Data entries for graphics
━━━━
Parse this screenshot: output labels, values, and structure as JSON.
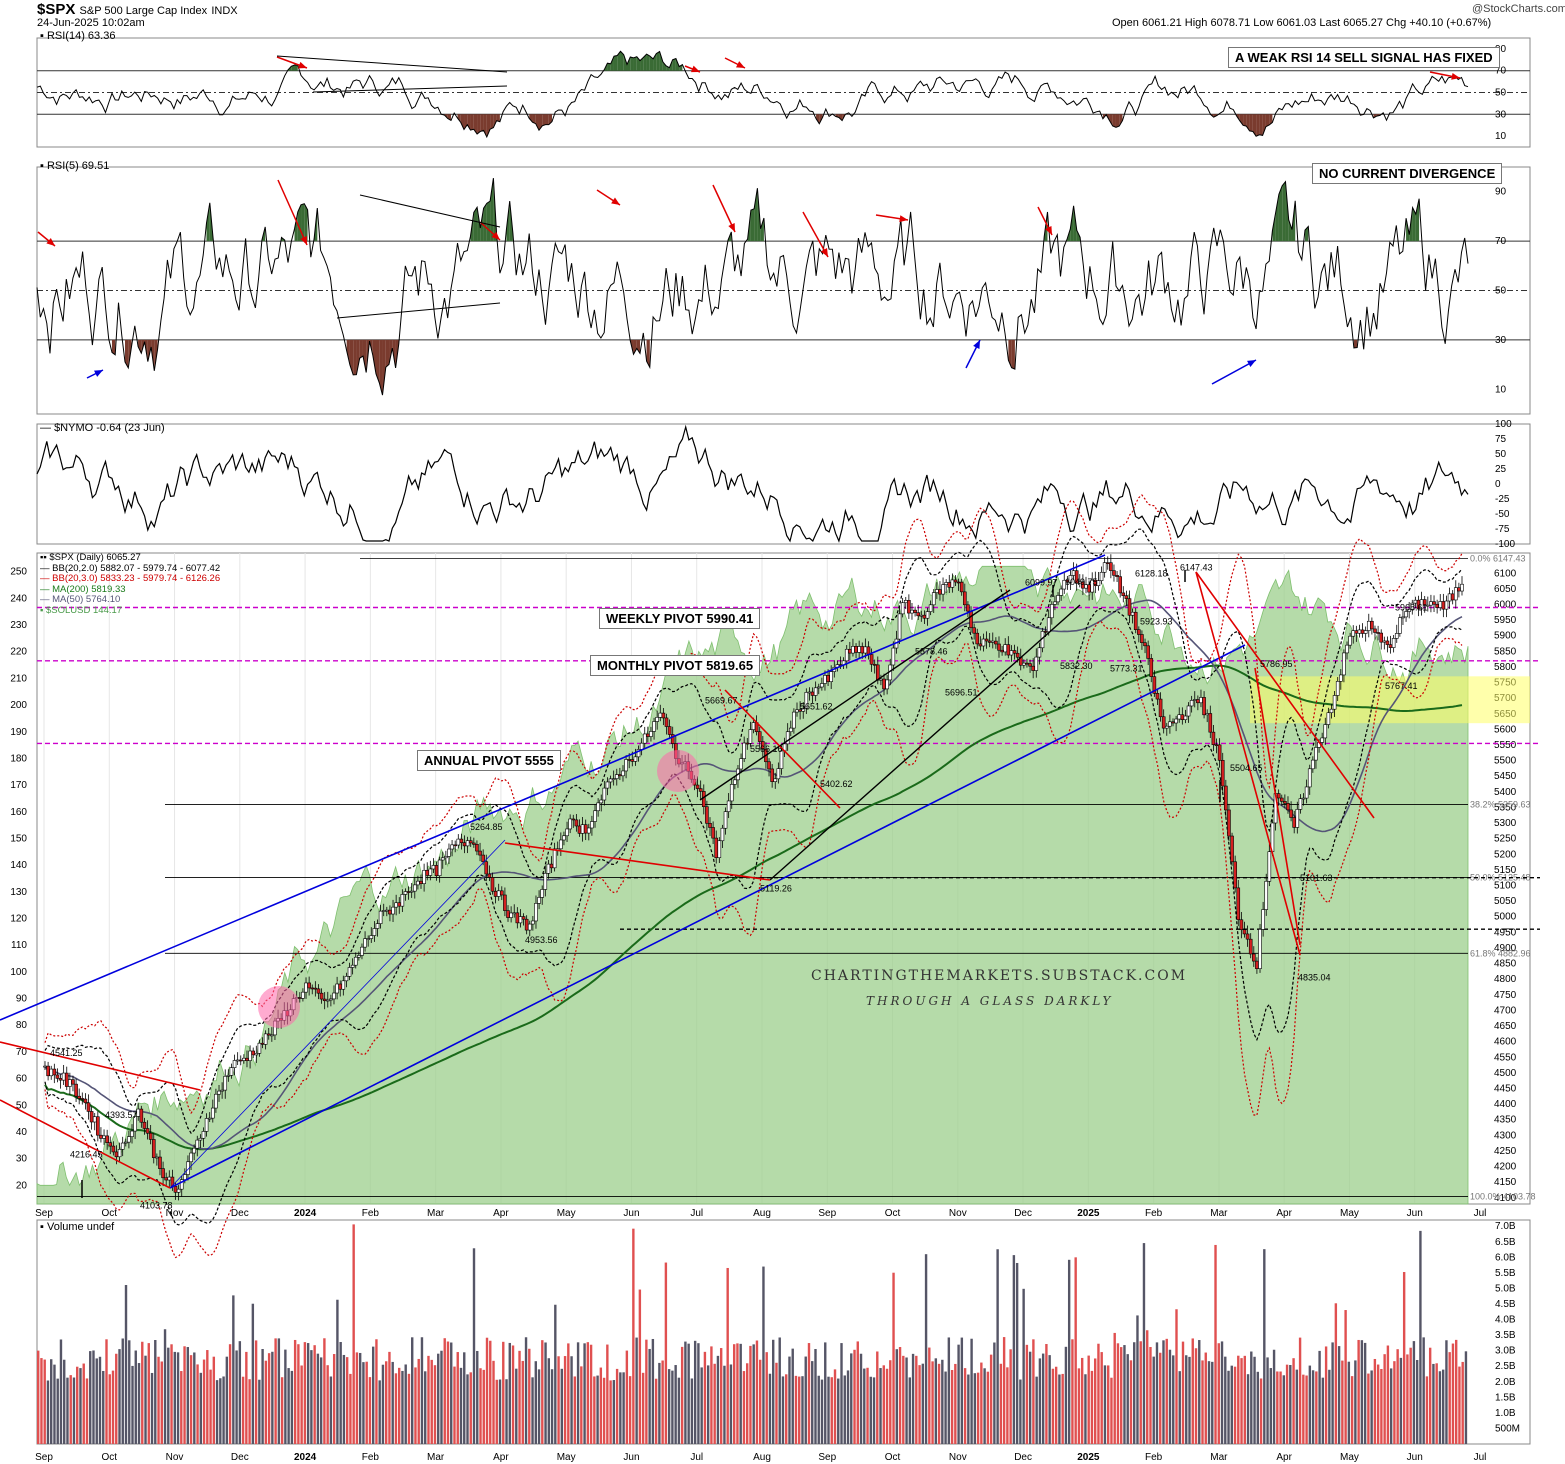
{
  "header": {
    "symbol": "$SPX",
    "name": "S&P 500 Large Cap Index",
    "exchange": "INDX",
    "timestamp": "24-Jun-2025 10:02am",
    "ohlc": "Open 6061.21  High 6078.71  Low 6061.03  Last 6065.27  Chg +40.10 (+0.67%)",
    "logo": "@StockCharts.com"
  },
  "chart_data": [
    {
      "type": "line",
      "panel": "rsi14",
      "legend": "RSI(14) 63.36",
      "y_ticks": [
        "90",
        "70",
        "50",
        "30",
        "10"
      ],
      "ylim": [
        0,
        100
      ],
      "reference_lines": [
        70,
        50,
        30
      ],
      "annotation": "A WEAK RSI 14 SELL SIGNAL HAS FIXED"
    },
    {
      "type": "line",
      "panel": "rsi5",
      "legend": "RSI(5) 69.51",
      "y_ticks": [
        "90",
        "70",
        "50",
        "30",
        "10"
      ],
      "ylim": [
        0,
        100
      ],
      "reference_lines": [
        70,
        50,
        30
      ],
      "annotation": "NO CURRENT DIVERGENCE"
    },
    {
      "type": "line",
      "panel": "nymo",
      "legend": "$NYMO -0.64 (23 Jun)",
      "y_ticks": [
        "100",
        "75",
        "50",
        "25",
        "0",
        "-25",
        "-50",
        "-75",
        "-100"
      ],
      "ylim": [
        -100,
        100
      ]
    },
    {
      "type": "line",
      "panel": "price",
      "legend": [
        {
          "text": "$SPX (Daily) 6065.27",
          "color": "#000000"
        },
        {
          "text": "BB(20,2.0) 5882.07 - 5979.74 - 6077.42",
          "color": "#000000"
        },
        {
          "text": "BB(20,3.0) 5833.23 - 5979.74 - 6126.26",
          "color": "#cc0000"
        },
        {
          "text": "MA(200) 5819.33",
          "color": "#1a7a1a"
        },
        {
          "text": "MA(50) 5764.10",
          "color": "#555577"
        },
        {
          "text": "$SOLUSD 144.17",
          "color": "#4a9a4a"
        }
      ],
      "x_ticks": [
        "Sep",
        "Oct",
        "Nov",
        "Dec",
        "2024",
        "Feb",
        "Mar",
        "Apr",
        "May",
        "Jun",
        "Jul",
        "Aug",
        "Sep",
        "Oct",
        "Nov",
        "Dec",
        "2025",
        "Feb",
        "Mar",
        "Apr",
        "May",
        "Jun",
        "Jul"
      ],
      "y_right_ticks": [
        "6100",
        "6050",
        "6000",
        "5950",
        "5900",
        "5850",
        "5800",
        "5750",
        "5700",
        "5650",
        "5600",
        "5550",
        "5500",
        "5450",
        "5400",
        "5350",
        "5300",
        "5250",
        "5200",
        "5150",
        "5100",
        "5050",
        "5000",
        "4950",
        "4900",
        "4850",
        "4800",
        "4750",
        "4700",
        "4650",
        "4600",
        "4550",
        "4500",
        "4450",
        "4400",
        "4350",
        "4300",
        "4250",
        "4200",
        "4150",
        "4100"
      ],
      "y_left_ticks": [
        "250",
        "240",
        "230",
        "220",
        "210",
        "200",
        "190",
        "180",
        "170",
        "160",
        "150",
        "140",
        "130",
        "120",
        "110",
        "100",
        "90",
        "80",
        "70",
        "60",
        "50",
        "40",
        "30",
        "20"
      ],
      "ylim": [
        4080,
        6165
      ],
      "fib_labels": [
        "0.0% 6147.43",
        "38.2% 5359.63",
        "50.0% 5125.48",
        "61.8% 4882.96",
        "100.0% 4103.78"
      ],
      "pivots": [
        {
          "label": "WEEKLY PIVOT 5990.41",
          "value": 5990.41
        },
        {
          "label": "MONTHLY PIVOT 5819.65",
          "value": 5819.65
        },
        {
          "label": "ANNUAL PIVOT 5555",
          "value": 5555
        }
      ],
      "price_labels": [
        {
          "text": "4541.25",
          "value": 4541.25
        },
        {
          "text": "4393.57",
          "value": 4393.57
        },
        {
          "text": "4216.45",
          "value": 4216.45
        },
        {
          "text": "4103.78",
          "value": 4103.78
        },
        {
          "text": "5264.85",
          "value": 5264.85
        },
        {
          "text": "4953.56",
          "value": 4953.56
        },
        {
          "text": "5669.67",
          "value": 5669.67
        },
        {
          "text": "5566.16",
          "value": 5566.16
        },
        {
          "text": "5651.62",
          "value": 5651.62
        },
        {
          "text": "5119.26",
          "value": 5119.26
        },
        {
          "text": "5402.62",
          "value": 5402.62
        },
        {
          "text": "5878.46",
          "value": 5878.46
        },
        {
          "text": "5696.51",
          "value": 5696.51
        },
        {
          "text": "6099.97",
          "value": 6099.97
        },
        {
          "text": "6049.75",
          "value": 6049.75
        },
        {
          "text": "5832.30",
          "value": 5832.3
        },
        {
          "text": "5773.31",
          "value": 5773.31
        },
        {
          "text": "6128.18",
          "value": 6128.18
        },
        {
          "text": "5923.93",
          "value": 5923.93
        },
        {
          "text": "6147.43",
          "value": 6147.43
        },
        {
          "text": "5786.95",
          "value": 5786.95
        },
        {
          "text": "5504.65",
          "value": 5504.65
        },
        {
          "text": "5101.63",
          "value": 5101.63
        },
        {
          "text": "4835.04",
          "value": 4835.04
        },
        {
          "text": "5968.61",
          "value": 5968.61
        },
        {
          "text": "5767.41",
          "value": 5767.41
        }
      ],
      "price_path": [
        [
          "Sep",
          4515
        ],
        [
          "Sep",
          4480
        ],
        [
          "Sep",
          4420
        ],
        [
          "Oct",
          4300
        ],
        [
          "Oct",
          4240
        ],
        [
          "Oct",
          4380
        ],
        [
          "Oct",
          4220
        ],
        [
          "Nov",
          4110
        ],
        [
          "Nov",
          4250
        ],
        [
          "Nov",
          4400
        ],
        [
          "Nov",
          4520
        ],
        [
          "Dec",
          4560
        ],
        [
          "Dec",
          4620
        ],
        [
          "Dec",
          4700
        ],
        [
          "Dec",
          4780
        ],
        [
          "2024",
          4720
        ],
        [
          "2024",
          4790
        ],
        [
          "Feb",
          4900
        ],
        [
          "Feb",
          5000
        ],
        [
          "Feb",
          5050
        ],
        [
          "Mar",
          5120
        ],
        [
          "Mar",
          5150
        ],
        [
          "Mar",
          5230
        ],
        [
          "Apr",
          5250
        ],
        [
          "Apr",
          5100
        ],
        [
          "Apr",
          5000
        ],
        [
          "May",
          4970
        ],
        [
          "May",
          5150
        ],
        [
          "May",
          5300
        ],
        [
          "Jun",
          5280
        ],
        [
          "Jun",
          5400
        ],
        [
          "Jun",
          5480
        ],
        [
          "Jul",
          5550
        ],
        [
          "Jul",
          5650
        ],
        [
          "Jul",
          5500
        ],
        [
          "Aug",
          5430
        ],
        [
          "Aug",
          5200
        ],
        [
          "Aug",
          5450
        ],
        [
          "Aug",
          5630
        ],
        [
          "Sep",
          5420
        ],
        [
          "Sep",
          5620
        ],
        [
          "Sep",
          5720
        ],
        [
          "Oct",
          5760
        ],
        [
          "Oct",
          5840
        ],
        [
          "Oct",
          5860
        ],
        [
          "Nov",
          5720
        ],
        [
          "Nov",
          6000
        ],
        [
          "Nov",
          5960
        ],
        [
          "Dec",
          6050
        ],
        [
          "Dec",
          6080
        ],
        [
          "Dec",
          5870
        ],
        [
          "2025",
          5880
        ],
        [
          "2025",
          5830
        ],
        [
          "2025",
          5790
        ],
        [
          "2025",
          6000
        ],
        [
          "Feb",
          6100
        ],
        [
          "Feb",
          6050
        ],
        [
          "Feb",
          6130
        ],
        [
          "Feb",
          6010
        ],
        [
          "Mar",
          5850
        ],
        [
          "Mar",
          5600
        ],
        [
          "Mar",
          5650
        ],
        [
          "Mar",
          5700
        ],
        [
          "Apr",
          5500
        ],
        [
          "Apr",
          5000
        ],
        [
          "Apr",
          4850
        ],
        [
          "Apr",
          5400
        ],
        [
          "Apr",
          5290
        ],
        [
          "May",
          5500
        ],
        [
          "May",
          5680
        ],
        [
          "May",
          5900
        ],
        [
          "May",
          5930
        ],
        [
          "Jun",
          5860
        ],
        [
          "Jun",
          5980
        ],
        [
          "Jun",
          6010
        ],
        [
          "Jun",
          5990
        ],
        [
          "Jun",
          6065
        ]
      ]
    },
    {
      "type": "bar",
      "panel": "volume",
      "legend": "Volume undef",
      "y_ticks": [
        "7.0B",
        "6.5B",
        "6.0B",
        "5.5B",
        "5.0B",
        "4.5B",
        "4.0B",
        "3.5B",
        "3.0B",
        "2.5B",
        "2.0B",
        "1.5B",
        "1.0B",
        "500M"
      ],
      "ylim": [
        0,
        7.2
      ],
      "x_ticks": [
        "Sep",
        "Oct",
        "Nov",
        "Dec",
        "2024",
        "Feb",
        "Mar",
        "Apr",
        "May",
        "Jun",
        "Jul",
        "Aug",
        "Sep",
        "Oct",
        "Nov",
        "Dec",
        "2025",
        "Feb",
        "Mar",
        "Apr",
        "May",
        "Jun",
        "Jul"
      ]
    }
  ],
  "watermark": {
    "line1": "CHARTINGTHEMARKETS.SUBSTACK.COM",
    "line2": "THROUGH A GLASS DARKLY"
  },
  "colors": {
    "overbought_fill": "#3a6b35",
    "oversold_fill": "#7a3b2e",
    "pivot_line": "#cc00cc",
    "channel_blue": "#0000dd",
    "trend_red": "#e00000",
    "ma200": "#1a6a1a",
    "ma50": "#555577",
    "sol_area": "#9ccf8c",
    "fill_zone": "#ffff66",
    "volume_up": "#555566",
    "volume_down": "#e05050"
  }
}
━━━━
* [TASK PROMPT] Only a number is wanted here: how many lines in the data above include the string "legend"?

* [SOLUTION FOR THIS TASK] 5